### Dataset records
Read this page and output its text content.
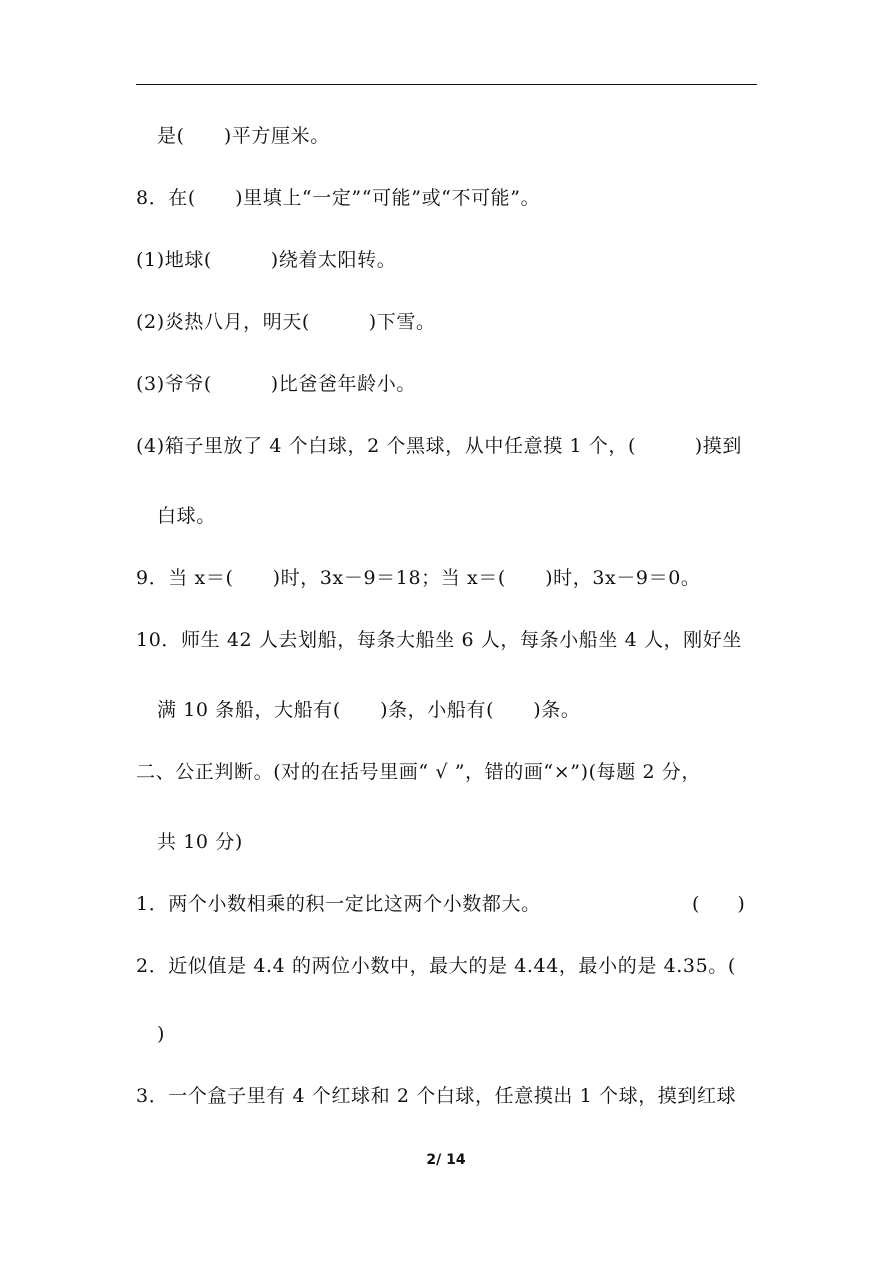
是(　　)平方厘米。
8．在(　　)里填上“一定”“可能”或“不可能”。
(1)地球(　　　)绕着太阳转。
(2)炎热八月，明天(　　　)下雪。
(3)爷爷(　　　)比爸爸年龄小。
(4)箱子里放了 4 个白球，2 个黑球，从中任意摸 1 个，(　　　)摸到
白球。
9．当 x＝(　　)时，3x－9＝18；当 x＝(　　)时，3x－9＝0。
10．师生 42 人去划船，每条大船坐 6 人，每条小船坐 4 人，刚好坐
满 10 条船，大船有(　　)条，小船有(　　)条。
二、公正判断。(对的在括号里画“ √ ”，错的画“×”)(每题 2 分，
共 10 分)
1．两个小数相乘的积一定比这两个小数都大。	(　　)
2．近似值是 4.4 的两位小数中，最大的是 4.44，最小的是 4.35。(
)
3．一个盒子里有 4 个红球和 2 个白球，任意摸出 1 个球，摸到红球
2/ 14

### What the task asks
Write out the listing above exactly as it stands, pictures excluded.

### Written solution
Read this page and output its text content.
是(　　)平方厘米。
8．在(　　)里填上“一定”“可能”或“不可能”。
(1)地球(　　　)绕着太阳转。
(2)炎热八月，明天(　　　)下雪。
(3)爷爷(　　　)比爸爸年龄小。
(4)箱子里放了 4 个白球，2 个黑球，从中任意摸 1 个，(　　　)摸到
白球。
9．当 x＝(　　)时，3x－9＝18；当 x＝(　　)时，3x－9＝0。
10．师生 42 人去划船，每条大船坐 6 人，每条小船坐 4 人，刚好坐
满 10 条船，大船有(　　)条，小船有(　　)条。
二、公正判断。(对的在括号里画“ √ ”，错的画“×”)(每题 2 分，
共 10 分)
1．两个小数相乘的积一定比这两个小数都大。	(　　)
2．近似值是 4.4 的两位小数中，最大的是 4.44，最小的是 4.35。(
)
3．一个盒子里有 4 个红球和 2 个白球，任意摸出 1 个球，摸到红球
2/ 14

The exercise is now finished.